§ **Given request**
Leave out the pictures and copy everything else below exactly.

─── The records ───

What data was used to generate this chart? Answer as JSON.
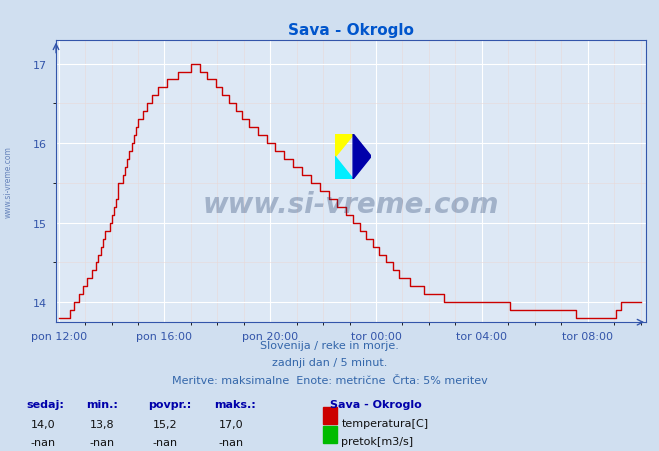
{
  "title": "Sava - Okroglo",
  "title_color": "#0055cc",
  "bg_color": "#d0dff0",
  "plot_bg_color": "#dde8f5",
  "grid_color_major": "#ffffff",
  "grid_color_minor": "#e8d8d8",
  "line_color": "#cc0000",
  "axis_color": "#3355aa",
  "tick_label_color": "#3355aa",
  "ylim_min": 13.75,
  "ylim_max": 17.3,
  "yticks": [
    14,
    15,
    16,
    17
  ],
  "xtick_labels": [
    "pon 12:00",
    "pon 16:00",
    "pon 20:00",
    "tor 00:00",
    "tor 04:00",
    "tor 08:00"
  ],
  "footnote_line1": "Slovenija / reke in morje.",
  "footnote_line2": "zadnji dan / 5 minut.",
  "footnote_line3": "Meritve: maksimalne  Enote: metrične  Črta: 5% meritev",
  "footnote_color": "#3366aa",
  "watermark": "www.si-vreme.com",
  "watermark_color": "#1a3566",
  "legend_title": "Sava - Okroglo",
  "legend_color": "#0000aa",
  "stats_headers": [
    "sedaj:",
    "min.:",
    "povpr.:",
    "maks.:"
  ],
  "stats_temp": [
    "14,0",
    "13,8",
    "15,2",
    "17,0"
  ],
  "stats_flow": [
    "-nan",
    "-nan",
    "-nan",
    "-nan"
  ],
  "temp_color": "#cc0000",
  "flow_color": "#00bb00",
  "temp_label": "temperatura[C]",
  "flow_label": "pretok[m3/s]",
  "sidebar_text": "www.si-vreme.com",
  "sidebar_color": "#4466aa"
}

───

§ **Result of this task**
What data was used to generate this chart? Answer as JSON.
{
  "title": "Sava - Okroglo",
  "title_color": "#0055cc",
  "bg_color": "#d0dff0",
  "plot_bg_color": "#dde8f5",
  "grid_color_major": "#ffffff",
  "grid_color_minor": "#e8d8d8",
  "line_color": "#cc0000",
  "axis_color": "#3355aa",
  "tick_label_color": "#3355aa",
  "ylim_min": 13.75,
  "ylim_max": 17.3,
  "yticks": [
    14,
    15,
    16,
    17
  ],
  "xtick_labels": [
    "pon 12:00",
    "pon 16:00",
    "pon 20:00",
    "tor 00:00",
    "tor 04:00",
    "tor 08:00"
  ],
  "footnote_line1": "Slovenija / reke in morje.",
  "footnote_line2": "zadnji dan / 5 minut.",
  "footnote_line3": "Meritve: maksimalne  Enote: metrične  Črta: 5% meritev",
  "footnote_color": "#3366aa",
  "watermark": "www.si-vreme.com",
  "watermark_color": "#1a3566",
  "legend_title": "Sava - Okroglo",
  "legend_color": "#0000aa",
  "stats_headers": [
    "sedaj:",
    "min.:",
    "povpr.:",
    "maks.:"
  ],
  "stats_temp": [
    "14,0",
    "13,8",
    "15,2",
    "17,0"
  ],
  "stats_flow": [
    "-nan",
    "-nan",
    "-nan",
    "-nan"
  ],
  "temp_color": "#cc0000",
  "flow_color": "#00bb00",
  "temp_label": "temperatura[C]",
  "flow_label": "pretok[m3/s]",
  "sidebar_text": "www.si-vreme.com",
  "sidebar_color": "#4466aa"
}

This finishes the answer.